» **EXERCISE REQUIREMENTS**: Leave out any picture and return the remaining listing below exactly as given.

*** RECORDS SHOWN

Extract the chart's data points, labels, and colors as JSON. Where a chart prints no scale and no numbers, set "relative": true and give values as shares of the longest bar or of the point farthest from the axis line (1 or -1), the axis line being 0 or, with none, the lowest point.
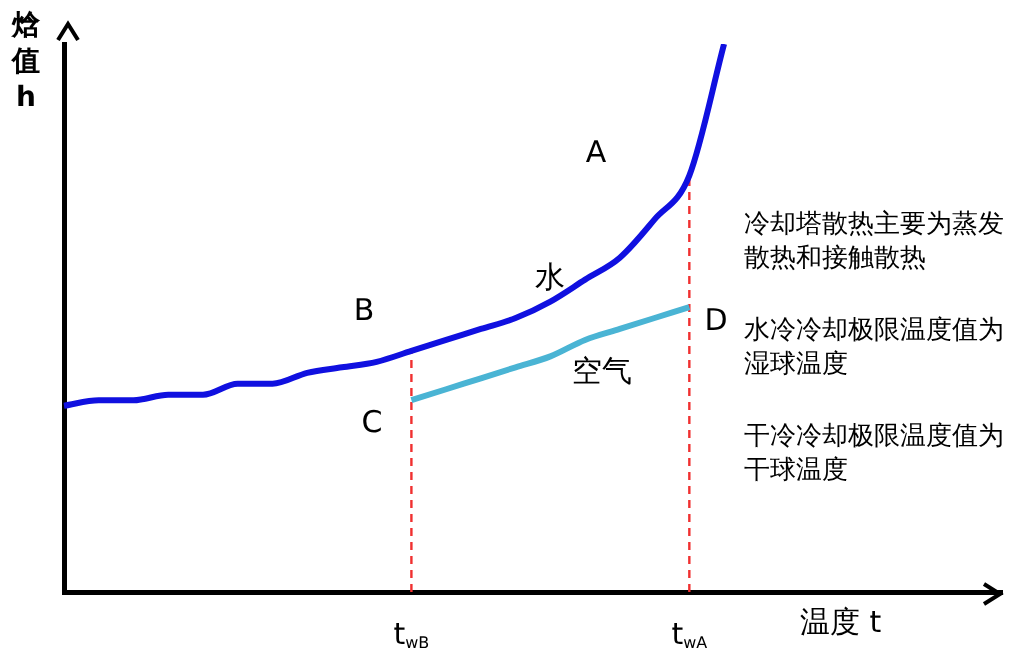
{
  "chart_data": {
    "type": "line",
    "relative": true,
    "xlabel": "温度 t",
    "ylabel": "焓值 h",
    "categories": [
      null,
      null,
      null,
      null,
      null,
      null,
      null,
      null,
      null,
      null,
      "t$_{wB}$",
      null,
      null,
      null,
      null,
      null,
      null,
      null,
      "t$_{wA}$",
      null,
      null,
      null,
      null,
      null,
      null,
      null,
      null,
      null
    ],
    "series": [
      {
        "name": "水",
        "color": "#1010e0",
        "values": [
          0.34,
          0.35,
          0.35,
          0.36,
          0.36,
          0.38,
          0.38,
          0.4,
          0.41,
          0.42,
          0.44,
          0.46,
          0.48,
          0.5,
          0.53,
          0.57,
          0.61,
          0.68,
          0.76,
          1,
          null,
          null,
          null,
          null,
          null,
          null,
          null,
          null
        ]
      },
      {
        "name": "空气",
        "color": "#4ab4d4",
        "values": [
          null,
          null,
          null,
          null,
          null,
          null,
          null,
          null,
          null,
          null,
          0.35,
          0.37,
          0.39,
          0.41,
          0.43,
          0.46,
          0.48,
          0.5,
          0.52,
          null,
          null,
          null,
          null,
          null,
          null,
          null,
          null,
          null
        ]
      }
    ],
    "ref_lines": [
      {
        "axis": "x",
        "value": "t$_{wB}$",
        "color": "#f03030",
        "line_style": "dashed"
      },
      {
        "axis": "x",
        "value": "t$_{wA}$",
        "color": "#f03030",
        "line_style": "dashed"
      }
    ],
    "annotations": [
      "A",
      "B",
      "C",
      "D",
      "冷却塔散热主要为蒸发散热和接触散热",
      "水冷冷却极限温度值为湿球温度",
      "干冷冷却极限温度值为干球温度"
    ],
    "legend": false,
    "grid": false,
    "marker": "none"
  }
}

******

» **EXPECTED OUTPUT**:
Extract the chart's data points, labels, and colors as JSON. Where a chart prints no scale and no numbers, set "relative": true and give values as shares of the longest bar or of the point farthest from the axis line (1 or -1), the axis line being 0 or, with none, the lowest point.
{
  "chart_data": {
    "type": "line",
    "relative": true,
    "xlabel": "温度 t",
    "ylabel": "焓值 h",
    "categories": [
      null,
      null,
      null,
      null,
      null,
      null,
      null,
      null,
      null,
      null,
      "t$_{wB}$",
      null,
      null,
      null,
      null,
      null,
      null,
      null,
      "t$_{wA}$",
      null,
      null,
      null,
      null,
      null,
      null,
      null,
      null,
      null
    ],
    "series": [
      {
        "name": "水",
        "color": "#1010e0",
        "values": [
          0.34,
          0.35,
          0.35,
          0.36,
          0.36,
          0.38,
          0.38,
          0.4,
          0.41,
          0.42,
          0.44,
          0.46,
          0.48,
          0.5,
          0.53,
          0.57,
          0.61,
          0.68,
          0.76,
          1,
          null,
          null,
          null,
          null,
          null,
          null,
          null,
          null
        ]
      },
      {
        "name": "空气",
        "color": "#4ab4d4",
        "values": [
          null,
          null,
          null,
          null,
          null,
          null,
          null,
          null,
          null,
          null,
          0.35,
          0.37,
          0.39,
          0.41,
          0.43,
          0.46,
          0.48,
          0.5,
          0.52,
          null,
          null,
          null,
          null,
          null,
          null,
          null,
          null,
          null
        ]
      }
    ],
    "ref_lines": [
      {
        "axis": "x",
        "value": "t$_{wB}$",
        "color": "#f03030",
        "line_style": "dashed"
      },
      {
        "axis": "x",
        "value": "t$_{wA}$",
        "color": "#f03030",
        "line_style": "dashed"
      }
    ],
    "annotations": [
      "A",
      "B",
      "C",
      "D",
      "冷却塔散热主要为蒸发散热和接触散热",
      "水冷冷却极限温度值为湿球温度",
      "干冷冷却极限温度值为干球温度"
    ],
    "legend": false,
    "grid": false,
    "marker": "none"
  }
}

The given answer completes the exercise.